• PROBLEM DESCRIPTION
Below, find each line holding "ylabel" and state how many there are, using the number alone.

• INFORMATION SUPPLIED
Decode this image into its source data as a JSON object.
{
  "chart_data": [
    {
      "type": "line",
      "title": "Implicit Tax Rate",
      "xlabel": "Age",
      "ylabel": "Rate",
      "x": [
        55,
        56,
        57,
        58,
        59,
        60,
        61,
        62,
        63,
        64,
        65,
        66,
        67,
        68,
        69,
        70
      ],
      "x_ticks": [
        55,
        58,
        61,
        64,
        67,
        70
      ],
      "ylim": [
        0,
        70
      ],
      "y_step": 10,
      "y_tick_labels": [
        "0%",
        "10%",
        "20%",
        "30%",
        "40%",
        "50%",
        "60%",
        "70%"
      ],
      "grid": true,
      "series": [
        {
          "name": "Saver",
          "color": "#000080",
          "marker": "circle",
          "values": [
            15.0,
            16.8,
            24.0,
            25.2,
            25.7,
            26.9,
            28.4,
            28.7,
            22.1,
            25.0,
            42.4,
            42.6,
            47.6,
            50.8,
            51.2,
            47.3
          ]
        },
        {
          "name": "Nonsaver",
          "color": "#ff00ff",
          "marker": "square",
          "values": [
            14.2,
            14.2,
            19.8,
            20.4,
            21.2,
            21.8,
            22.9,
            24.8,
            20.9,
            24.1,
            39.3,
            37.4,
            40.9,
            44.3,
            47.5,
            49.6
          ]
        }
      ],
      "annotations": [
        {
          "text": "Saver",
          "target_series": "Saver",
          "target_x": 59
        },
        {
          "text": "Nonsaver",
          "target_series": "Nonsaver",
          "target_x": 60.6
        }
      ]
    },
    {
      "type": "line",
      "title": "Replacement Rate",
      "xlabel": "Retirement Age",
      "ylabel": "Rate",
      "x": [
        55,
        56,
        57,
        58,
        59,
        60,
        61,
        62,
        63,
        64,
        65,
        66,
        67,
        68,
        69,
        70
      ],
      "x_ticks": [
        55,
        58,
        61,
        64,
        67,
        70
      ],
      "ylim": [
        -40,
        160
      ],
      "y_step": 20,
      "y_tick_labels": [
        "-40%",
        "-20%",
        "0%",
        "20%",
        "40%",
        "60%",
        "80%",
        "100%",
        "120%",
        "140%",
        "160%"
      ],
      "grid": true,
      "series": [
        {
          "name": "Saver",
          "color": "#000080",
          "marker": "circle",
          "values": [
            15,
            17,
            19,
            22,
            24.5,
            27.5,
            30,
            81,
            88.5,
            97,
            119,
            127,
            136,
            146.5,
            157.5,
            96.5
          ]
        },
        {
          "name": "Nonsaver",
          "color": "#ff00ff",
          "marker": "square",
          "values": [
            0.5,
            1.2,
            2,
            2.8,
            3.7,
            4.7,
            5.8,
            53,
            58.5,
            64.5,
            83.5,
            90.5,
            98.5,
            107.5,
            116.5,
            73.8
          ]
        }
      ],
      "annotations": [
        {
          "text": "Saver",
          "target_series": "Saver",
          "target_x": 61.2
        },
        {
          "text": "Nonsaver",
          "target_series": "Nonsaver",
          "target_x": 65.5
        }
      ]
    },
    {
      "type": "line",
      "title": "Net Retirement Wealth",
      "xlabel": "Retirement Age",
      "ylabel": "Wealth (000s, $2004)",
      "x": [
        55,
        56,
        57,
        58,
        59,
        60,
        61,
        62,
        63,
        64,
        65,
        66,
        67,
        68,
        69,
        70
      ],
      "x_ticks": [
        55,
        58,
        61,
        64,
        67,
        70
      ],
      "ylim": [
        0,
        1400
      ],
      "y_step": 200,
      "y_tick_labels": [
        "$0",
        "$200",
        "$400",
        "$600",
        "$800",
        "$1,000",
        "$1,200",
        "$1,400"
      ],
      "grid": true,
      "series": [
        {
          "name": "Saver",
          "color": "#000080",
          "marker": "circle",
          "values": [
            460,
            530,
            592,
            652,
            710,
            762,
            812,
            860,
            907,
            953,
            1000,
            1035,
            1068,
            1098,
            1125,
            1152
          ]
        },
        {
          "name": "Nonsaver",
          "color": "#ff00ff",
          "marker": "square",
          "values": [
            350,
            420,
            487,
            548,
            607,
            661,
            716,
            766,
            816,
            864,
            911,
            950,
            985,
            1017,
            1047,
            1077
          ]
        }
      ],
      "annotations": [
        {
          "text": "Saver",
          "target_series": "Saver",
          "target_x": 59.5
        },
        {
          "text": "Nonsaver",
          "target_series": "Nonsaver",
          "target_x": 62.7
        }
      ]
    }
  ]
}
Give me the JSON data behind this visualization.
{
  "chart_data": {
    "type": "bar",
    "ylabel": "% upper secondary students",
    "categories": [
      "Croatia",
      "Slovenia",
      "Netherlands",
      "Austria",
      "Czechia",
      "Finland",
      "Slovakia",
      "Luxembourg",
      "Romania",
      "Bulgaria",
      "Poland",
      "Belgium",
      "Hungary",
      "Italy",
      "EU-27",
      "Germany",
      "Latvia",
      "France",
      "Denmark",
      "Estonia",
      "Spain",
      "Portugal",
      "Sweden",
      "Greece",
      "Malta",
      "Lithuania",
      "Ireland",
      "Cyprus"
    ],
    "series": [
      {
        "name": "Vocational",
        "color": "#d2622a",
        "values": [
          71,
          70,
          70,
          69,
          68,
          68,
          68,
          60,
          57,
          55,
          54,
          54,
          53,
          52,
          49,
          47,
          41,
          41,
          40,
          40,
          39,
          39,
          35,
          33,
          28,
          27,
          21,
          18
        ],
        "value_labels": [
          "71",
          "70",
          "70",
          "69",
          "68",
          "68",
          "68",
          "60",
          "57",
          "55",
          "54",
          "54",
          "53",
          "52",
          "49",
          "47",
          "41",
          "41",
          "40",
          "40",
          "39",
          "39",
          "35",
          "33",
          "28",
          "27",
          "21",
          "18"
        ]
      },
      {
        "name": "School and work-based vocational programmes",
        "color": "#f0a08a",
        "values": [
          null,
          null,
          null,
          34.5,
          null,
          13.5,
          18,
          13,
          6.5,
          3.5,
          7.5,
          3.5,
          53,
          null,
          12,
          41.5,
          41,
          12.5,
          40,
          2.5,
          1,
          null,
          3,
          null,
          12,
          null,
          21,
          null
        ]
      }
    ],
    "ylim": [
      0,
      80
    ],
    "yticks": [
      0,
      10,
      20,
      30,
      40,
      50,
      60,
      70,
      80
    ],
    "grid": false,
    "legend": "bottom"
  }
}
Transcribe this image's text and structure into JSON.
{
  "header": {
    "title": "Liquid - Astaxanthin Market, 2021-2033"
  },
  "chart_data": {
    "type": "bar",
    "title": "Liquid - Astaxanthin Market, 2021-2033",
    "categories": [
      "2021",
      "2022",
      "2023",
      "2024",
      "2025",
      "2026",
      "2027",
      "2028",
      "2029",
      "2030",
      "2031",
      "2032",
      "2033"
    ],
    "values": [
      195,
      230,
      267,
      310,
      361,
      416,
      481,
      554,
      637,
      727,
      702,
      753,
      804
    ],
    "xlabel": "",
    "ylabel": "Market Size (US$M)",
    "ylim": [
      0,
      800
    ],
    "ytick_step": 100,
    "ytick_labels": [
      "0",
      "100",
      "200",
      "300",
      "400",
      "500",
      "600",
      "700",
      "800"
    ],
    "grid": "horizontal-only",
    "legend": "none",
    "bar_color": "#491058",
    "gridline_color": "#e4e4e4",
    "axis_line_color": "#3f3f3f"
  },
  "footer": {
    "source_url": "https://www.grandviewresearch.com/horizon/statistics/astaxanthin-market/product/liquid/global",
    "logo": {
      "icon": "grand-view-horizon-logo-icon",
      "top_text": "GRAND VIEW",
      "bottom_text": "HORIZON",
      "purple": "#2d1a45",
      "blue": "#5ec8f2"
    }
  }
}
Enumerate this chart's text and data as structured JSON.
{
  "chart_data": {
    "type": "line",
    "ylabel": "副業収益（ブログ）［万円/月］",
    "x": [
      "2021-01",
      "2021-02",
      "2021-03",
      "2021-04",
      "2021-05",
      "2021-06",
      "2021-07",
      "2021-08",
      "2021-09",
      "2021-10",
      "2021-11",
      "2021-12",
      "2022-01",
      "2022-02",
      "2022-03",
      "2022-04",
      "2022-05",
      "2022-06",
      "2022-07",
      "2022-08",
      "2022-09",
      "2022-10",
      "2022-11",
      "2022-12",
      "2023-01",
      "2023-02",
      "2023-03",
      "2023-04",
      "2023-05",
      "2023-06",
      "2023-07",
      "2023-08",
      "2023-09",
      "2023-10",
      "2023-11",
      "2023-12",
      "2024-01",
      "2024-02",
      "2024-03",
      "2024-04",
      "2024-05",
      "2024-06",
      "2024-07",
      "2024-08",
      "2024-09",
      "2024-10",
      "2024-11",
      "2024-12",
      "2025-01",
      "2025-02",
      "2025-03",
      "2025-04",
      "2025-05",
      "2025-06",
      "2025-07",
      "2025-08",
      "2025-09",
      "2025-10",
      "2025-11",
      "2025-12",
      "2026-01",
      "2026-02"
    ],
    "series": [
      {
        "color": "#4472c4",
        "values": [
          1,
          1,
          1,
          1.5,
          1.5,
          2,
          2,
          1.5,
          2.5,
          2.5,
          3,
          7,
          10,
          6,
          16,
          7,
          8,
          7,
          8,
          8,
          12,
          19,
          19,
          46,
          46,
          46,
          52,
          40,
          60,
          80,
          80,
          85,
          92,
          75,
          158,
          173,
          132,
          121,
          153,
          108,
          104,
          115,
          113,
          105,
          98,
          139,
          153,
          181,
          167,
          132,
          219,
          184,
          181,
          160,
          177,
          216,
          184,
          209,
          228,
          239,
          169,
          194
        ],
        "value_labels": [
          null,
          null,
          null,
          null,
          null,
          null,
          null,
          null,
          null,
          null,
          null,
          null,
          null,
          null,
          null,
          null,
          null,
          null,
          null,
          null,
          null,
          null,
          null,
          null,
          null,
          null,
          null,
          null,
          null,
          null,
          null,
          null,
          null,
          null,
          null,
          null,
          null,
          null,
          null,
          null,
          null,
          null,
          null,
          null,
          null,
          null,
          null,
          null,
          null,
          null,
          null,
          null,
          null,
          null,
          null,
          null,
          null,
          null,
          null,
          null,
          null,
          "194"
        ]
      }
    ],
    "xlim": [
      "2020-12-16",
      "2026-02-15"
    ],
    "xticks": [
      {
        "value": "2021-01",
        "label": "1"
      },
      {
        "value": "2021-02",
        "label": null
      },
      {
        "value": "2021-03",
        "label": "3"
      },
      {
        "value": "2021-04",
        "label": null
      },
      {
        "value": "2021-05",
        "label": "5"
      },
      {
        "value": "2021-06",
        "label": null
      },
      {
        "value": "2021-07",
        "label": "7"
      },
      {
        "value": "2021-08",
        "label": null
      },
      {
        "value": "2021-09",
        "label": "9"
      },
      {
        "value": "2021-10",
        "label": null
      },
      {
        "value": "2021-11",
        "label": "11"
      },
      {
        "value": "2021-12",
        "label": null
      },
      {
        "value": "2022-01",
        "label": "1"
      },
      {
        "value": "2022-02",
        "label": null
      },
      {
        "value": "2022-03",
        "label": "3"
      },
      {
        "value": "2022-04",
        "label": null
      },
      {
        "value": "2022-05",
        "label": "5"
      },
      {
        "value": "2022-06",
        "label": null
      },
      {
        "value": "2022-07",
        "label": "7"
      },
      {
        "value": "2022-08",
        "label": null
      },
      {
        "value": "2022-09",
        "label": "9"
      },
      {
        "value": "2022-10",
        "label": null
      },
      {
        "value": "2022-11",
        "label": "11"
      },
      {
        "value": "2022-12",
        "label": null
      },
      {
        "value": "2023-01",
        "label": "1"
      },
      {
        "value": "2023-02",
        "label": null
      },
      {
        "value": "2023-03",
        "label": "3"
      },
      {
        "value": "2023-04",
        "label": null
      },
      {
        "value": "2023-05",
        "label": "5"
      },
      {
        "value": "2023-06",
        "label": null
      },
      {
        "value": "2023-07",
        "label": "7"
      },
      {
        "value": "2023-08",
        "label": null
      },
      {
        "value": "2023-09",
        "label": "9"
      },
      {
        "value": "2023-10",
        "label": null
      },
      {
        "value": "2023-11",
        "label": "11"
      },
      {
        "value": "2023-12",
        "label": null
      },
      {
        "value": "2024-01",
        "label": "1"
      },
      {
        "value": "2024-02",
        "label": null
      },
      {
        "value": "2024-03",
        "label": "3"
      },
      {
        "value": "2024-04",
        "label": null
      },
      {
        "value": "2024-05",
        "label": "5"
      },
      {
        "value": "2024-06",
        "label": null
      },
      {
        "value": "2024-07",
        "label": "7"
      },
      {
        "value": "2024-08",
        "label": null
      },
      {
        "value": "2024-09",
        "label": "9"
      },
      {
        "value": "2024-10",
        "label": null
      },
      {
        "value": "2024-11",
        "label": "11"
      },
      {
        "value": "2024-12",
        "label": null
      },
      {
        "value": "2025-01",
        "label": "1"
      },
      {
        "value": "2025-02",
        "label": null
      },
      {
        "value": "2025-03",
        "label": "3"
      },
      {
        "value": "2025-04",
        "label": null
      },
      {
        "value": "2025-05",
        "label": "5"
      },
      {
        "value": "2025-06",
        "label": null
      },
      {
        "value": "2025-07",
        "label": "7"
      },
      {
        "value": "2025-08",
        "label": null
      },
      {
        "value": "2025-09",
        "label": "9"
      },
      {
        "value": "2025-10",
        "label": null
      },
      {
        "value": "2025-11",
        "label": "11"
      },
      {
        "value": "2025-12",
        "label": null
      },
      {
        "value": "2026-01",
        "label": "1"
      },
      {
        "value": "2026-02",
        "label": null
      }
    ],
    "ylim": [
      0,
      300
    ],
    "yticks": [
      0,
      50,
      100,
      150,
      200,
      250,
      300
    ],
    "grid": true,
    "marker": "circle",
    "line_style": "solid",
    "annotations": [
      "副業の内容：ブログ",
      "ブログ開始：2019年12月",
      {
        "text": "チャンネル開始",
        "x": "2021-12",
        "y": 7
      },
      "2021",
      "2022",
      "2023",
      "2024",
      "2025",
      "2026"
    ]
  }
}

• THE ANSWER
6